• [The input]

§

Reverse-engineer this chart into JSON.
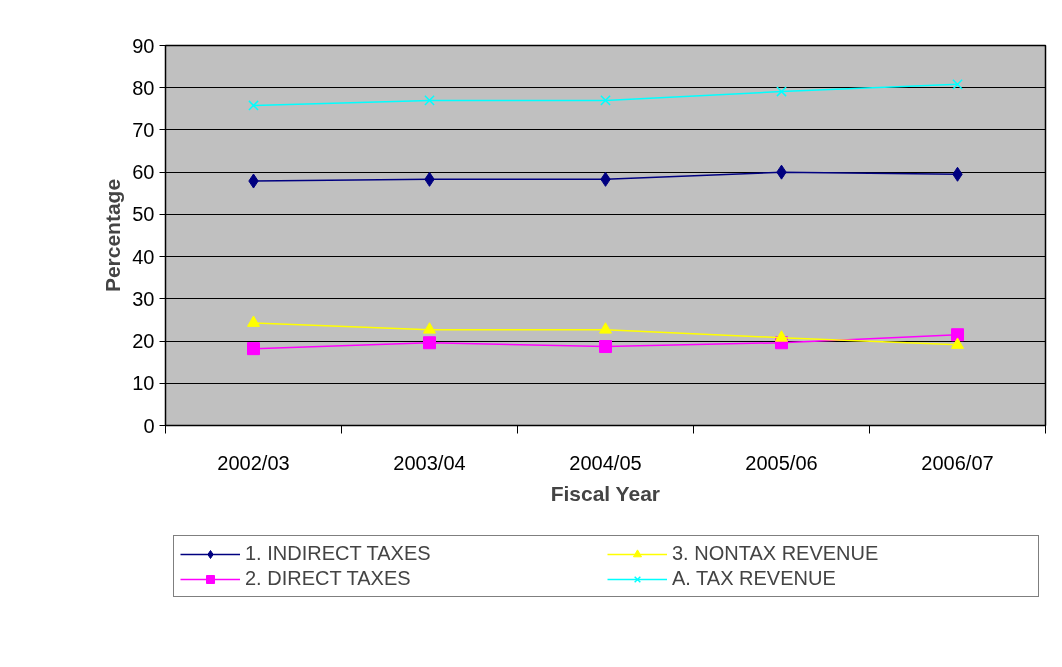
{
  "chart_data": {
    "type": "line",
    "xlabel": "Fiscal Year",
    "ylabel": "Percentage",
    "categories": [
      "2002/03",
      "2003/04",
      "2004/05",
      "2005/06",
      "2006/07"
    ],
    "series": [
      {
        "name": "1. INDIRECT TAXES",
        "color": "#000080",
        "marker": "diamond",
        "values": [
          57.9,
          58.3,
          58.3,
          60.0,
          59.5
        ]
      },
      {
        "name": "2. DIRECT TAXES",
        "color": "#ff00ff",
        "marker": "square",
        "values": [
          18.2,
          19.6,
          18.7,
          19.6,
          21.5
        ]
      },
      {
        "name": "3. NONTAX REVENUE",
        "color": "#ffff00",
        "marker": "triangle",
        "values": [
          24.3,
          22.7,
          22.7,
          20.8,
          19.1
        ]
      },
      {
        "name": "A. TAX REVENUE",
        "color": "#00ffff",
        "marker": "cross",
        "values": [
          75.8,
          77.0,
          77.0,
          79.1,
          80.8
        ]
      }
    ],
    "ylim": [
      0,
      90
    ],
    "yticks": [
      0,
      10,
      20,
      30,
      40,
      50,
      60,
      70,
      80,
      90
    ],
    "grid": "y",
    "legend": "bottom"
  }
}
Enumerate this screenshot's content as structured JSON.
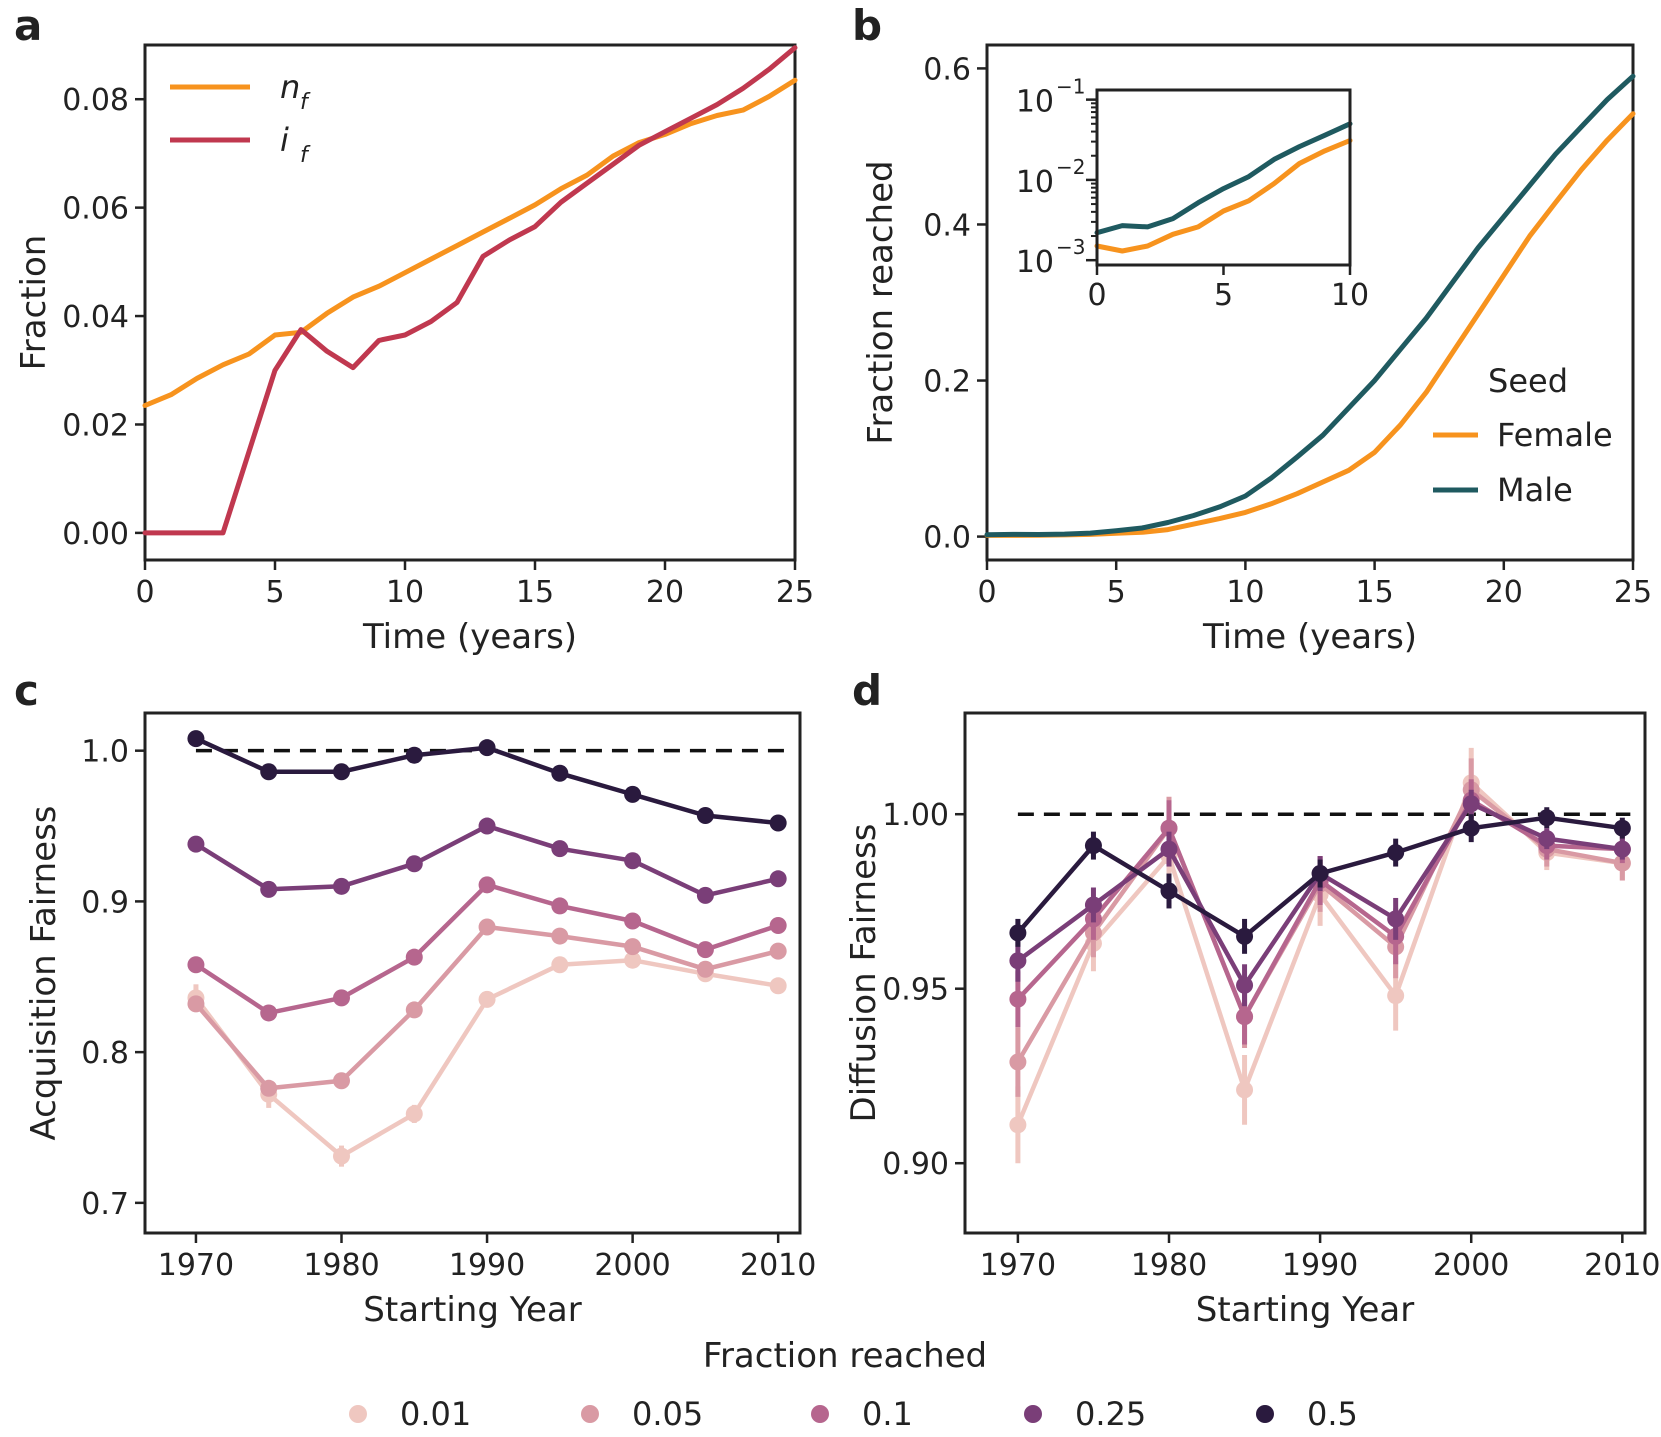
{
  "palette": {
    "nf": "#f7931e",
    "if": "#c0384f",
    "female": "#f7931e",
    "male": "#1f5a60",
    "frac_colors": [
      "#efc7c0",
      "#d99aa4",
      "#b6668e",
      "#7a3e78",
      "#2a1a3e"
    ]
  },
  "chart_data": [
    {
      "panel": "a",
      "type": "line",
      "xlabel": "Time (years)",
      "ylabel": "Fraction",
      "xlim": [
        0,
        25
      ],
      "ylim": [
        -0.005,
        0.09
      ],
      "xticks": [
        0,
        5,
        10,
        15,
        20,
        25
      ],
      "yticks": [
        0.0,
        0.02,
        0.04,
        0.06,
        0.08
      ],
      "ytick_labels": [
        "0.00",
        "0.02",
        "0.04",
        "0.06",
        "0.08"
      ],
      "legend": {
        "position": "top-left",
        "entries": [
          "n",
          "i"
        ],
        "subscript": "f"
      },
      "x": [
        0,
        1,
        2,
        3,
        4,
        5,
        6,
        7,
        8,
        9,
        10,
        11,
        12,
        13,
        14,
        15,
        16,
        17,
        18,
        19,
        20,
        21,
        22,
        23,
        24,
        25
      ],
      "series": [
        {
          "name": "n_f",
          "color_key": "nf",
          "values": [
            0.0235,
            0.0255,
            0.0285,
            0.031,
            0.033,
            0.0365,
            0.037,
            0.0405,
            0.0435,
            0.0455,
            0.048,
            0.0505,
            0.053,
            0.0555,
            0.058,
            0.0605,
            0.0635,
            0.066,
            0.0695,
            0.072,
            0.0735,
            0.0755,
            0.077,
            0.078,
            0.0805,
            0.0835
          ]
        },
        {
          "name": "i_f",
          "color_key": "if",
          "values": [
            0.0,
            0.0,
            0.0,
            0.0,
            0.015,
            0.03,
            0.0375,
            0.0335,
            0.0305,
            0.0355,
            0.0365,
            0.039,
            0.0425,
            0.051,
            0.054,
            0.0565,
            0.061,
            0.0645,
            0.068,
            0.0715,
            0.074,
            0.0765,
            0.079,
            0.082,
            0.0855,
            0.0895
          ]
        }
      ]
    },
    {
      "panel": "b",
      "type": "line",
      "xlabel": "Time (years)",
      "ylabel": "Fraction reached",
      "xlim": [
        0,
        25
      ],
      "ylim": [
        -0.03,
        0.63
      ],
      "xticks": [
        0,
        5,
        10,
        15,
        20,
        25
      ],
      "yticks": [
        0.0,
        0.2,
        0.4,
        0.6
      ],
      "ytick_labels": [
        "0.0",
        "0.2",
        "0.4",
        "0.6"
      ],
      "legend": {
        "title": "Seed",
        "position": "center-right",
        "entries": [
          "Female",
          "Male"
        ]
      },
      "x": [
        0,
        1,
        2,
        3,
        4,
        5,
        6,
        7,
        8,
        9,
        10,
        11,
        12,
        13,
        14,
        15,
        16,
        17,
        18,
        19,
        20,
        21,
        22,
        23,
        24,
        25
      ],
      "series": [
        {
          "name": "Female",
          "color_key": "female",
          "values": [
            0.0015,
            0.0015,
            0.0016,
            0.0022,
            0.0028,
            0.0042,
            0.0055,
            0.009,
            0.016,
            0.023,
            0.031,
            0.042,
            0.055,
            0.07,
            0.085,
            0.108,
            0.143,
            0.185,
            0.235,
            0.285,
            0.335,
            0.385,
            0.428,
            0.47,
            0.508,
            0.542
          ]
        },
        {
          "name": "Male",
          "color_key": "male",
          "values": [
            0.0023,
            0.0028,
            0.0027,
            0.0032,
            0.0045,
            0.0075,
            0.011,
            0.018,
            0.027,
            0.038,
            0.052,
            0.075,
            0.102,
            0.13,
            0.165,
            0.2,
            0.24,
            0.28,
            0.325,
            0.37,
            0.41,
            0.45,
            0.49,
            0.525,
            0.56,
            0.59
          ]
        }
      ],
      "inset": {
        "type": "line",
        "yscale": "log",
        "xlim": [
          0,
          10
        ],
        "ylim_exp": [
          -3.06,
          -0.88
        ],
        "xticks": [
          0,
          5,
          10
        ],
        "yticks_exp": [
          -3,
          -2,
          -1
        ],
        "ytick_base": "10",
        "ytick_exponents": [
          "−3",
          "−2",
          "−1"
        ],
        "x": [
          0,
          1,
          2,
          3,
          4,
          5,
          6,
          7,
          8,
          9,
          10
        ],
        "series": [
          {
            "name": "Female",
            "color_key": "female",
            "values": [
              0.0015,
              0.0013,
              0.0015,
              0.0021,
              0.0026,
              0.0041,
              0.0055,
              0.009,
              0.016,
              0.023,
              0.031
            ]
          },
          {
            "name": "Male",
            "color_key": "male",
            "values": [
              0.0022,
              0.0027,
              0.0026,
              0.0033,
              0.0052,
              0.0078,
              0.011,
              0.018,
              0.026,
              0.036,
              0.05
            ]
          }
        ]
      }
    },
    {
      "panel": "c",
      "type": "line",
      "marker": "circle",
      "xlabel": "Starting Year",
      "ylabel": "Acquisition Fairness",
      "xlim": [
        1966.5,
        2011.5
      ],
      "ylim": [
        0.68,
        1.025
      ],
      "xticks": [
        1970,
        1980,
        1990,
        2000,
        2010
      ],
      "yticks": [
        0.7,
        0.8,
        0.9,
        1.0
      ],
      "ytick_labels": [
        "0.7",
        "0.8",
        "0.9",
        "1.0"
      ],
      "reference_line": 1.0,
      "x": [
        1970,
        1975,
        1980,
        1985,
        1990,
        1995,
        2000,
        2005,
        2010
      ],
      "series": [
        {
          "name": "0.01",
          "values": [
            0.836,
            0.772,
            0.731,
            0.759,
            0.835,
            0.858,
            0.861,
            0.852,
            0.844
          ],
          "errors": [
            0.009,
            0.009,
            0.007,
            0.006,
            0.005,
            0.004,
            0.004,
            0.003,
            0.003
          ]
        },
        {
          "name": "0.05",
          "values": [
            0.832,
            0.776,
            0.781,
            0.828,
            0.883,
            0.877,
            0.87,
            0.855,
            0.867
          ],
          "errors": [
            0.004,
            0.004,
            0.003,
            0.003,
            0.003,
            0.003,
            0.003,
            0.003,
            0.003
          ]
        },
        {
          "name": "0.1",
          "values": [
            0.858,
            0.826,
            0.836,
            0.863,
            0.911,
            0.897,
            0.887,
            0.868,
            0.884
          ],
          "errors": [
            0.003,
            0.003,
            0.003,
            0.003,
            0.003,
            0.003,
            0.003,
            0.003,
            0.003
          ]
        },
        {
          "name": "0.25",
          "values": [
            0.938,
            0.908,
            0.91,
            0.925,
            0.95,
            0.935,
            0.927,
            0.904,
            0.915
          ],
          "errors": [
            0.003,
            0.002,
            0.002,
            0.002,
            0.002,
            0.002,
            0.002,
            0.002,
            0.002
          ]
        },
        {
          "name": "0.5",
          "values": [
            1.008,
            0.986,
            0.986,
            0.997,
            1.002,
            0.985,
            0.971,
            0.957,
            0.952
          ],
          "errors": [
            0.002,
            0.002,
            0.002,
            0.002,
            0.002,
            0.002,
            0.002,
            0.002,
            0.002
          ]
        }
      ]
    },
    {
      "panel": "d",
      "type": "line",
      "marker": "circle",
      "xlabel": "Starting Year",
      "ylabel": "Diffusion Fairness",
      "xlim": [
        1966.5,
        2011.5
      ],
      "ylim": [
        0.88,
        1.029
      ],
      "xticks": [
        1970,
        1980,
        1990,
        2000,
        2010
      ],
      "yticks": [
        0.9,
        0.95,
        1.0
      ],
      "ytick_labels": [
        "0.90",
        "0.95",
        "1.00"
      ],
      "reference_line": 1.0,
      "x": [
        1970,
        1975,
        1980,
        1985,
        1990,
        1995,
        2000,
        2005,
        2010
      ],
      "series": [
        {
          "name": "0.01",
          "values": [
            0.911,
            0.963,
            0.988,
            0.921,
            0.977,
            0.948,
            1.009,
            0.989,
            0.986
          ],
          "errors": [
            0.011,
            0.008,
            0.006,
            0.01,
            0.009,
            0.01,
            0.01,
            0.005,
            0.005
          ]
        },
        {
          "name": "0.05",
          "values": [
            0.929,
            0.966,
            0.996,
            0.942,
            0.98,
            0.962,
            1.007,
            0.99,
            0.986
          ],
          "errors": [
            0.01,
            0.007,
            0.009,
            0.009,
            0.008,
            0.009,
            0.009,
            0.005,
            0.005
          ]
        },
        {
          "name": "0.1",
          "values": [
            0.947,
            0.97,
            0.996,
            0.942,
            0.981,
            0.965,
            1.004,
            0.991,
            0.99
          ],
          "errors": [
            0.008,
            0.006,
            0.008,
            0.008,
            0.007,
            0.008,
            0.006,
            0.004,
            0.004
          ]
        },
        {
          "name": "0.25",
          "values": [
            0.958,
            0.974,
            0.99,
            0.951,
            0.983,
            0.97,
            1.003,
            0.993,
            0.99
          ],
          "errors": [
            0.006,
            0.005,
            0.005,
            0.006,
            0.005,
            0.006,
            0.004,
            0.003,
            0.003
          ]
        },
        {
          "name": "0.5",
          "values": [
            0.966,
            0.991,
            0.978,
            0.965,
            0.983,
            0.989,
            0.996,
            0.999,
            0.996
          ],
          "errors": [
            0.004,
            0.004,
            0.005,
            0.005,
            0.004,
            0.004,
            0.004,
            0.003,
            0.003
          ]
        }
      ]
    }
  ],
  "shared_legend": {
    "title": "Fraction reached",
    "entries": [
      "0.01",
      "0.05",
      "0.1",
      "0.25",
      "0.5"
    ]
  }
}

§

• [Short problem] Search the entries for the string "reached" and collect each line that has it.

• [Answer to this exercise]
      "ylabel": "Fraction reached",
    "title": "Fraction reached",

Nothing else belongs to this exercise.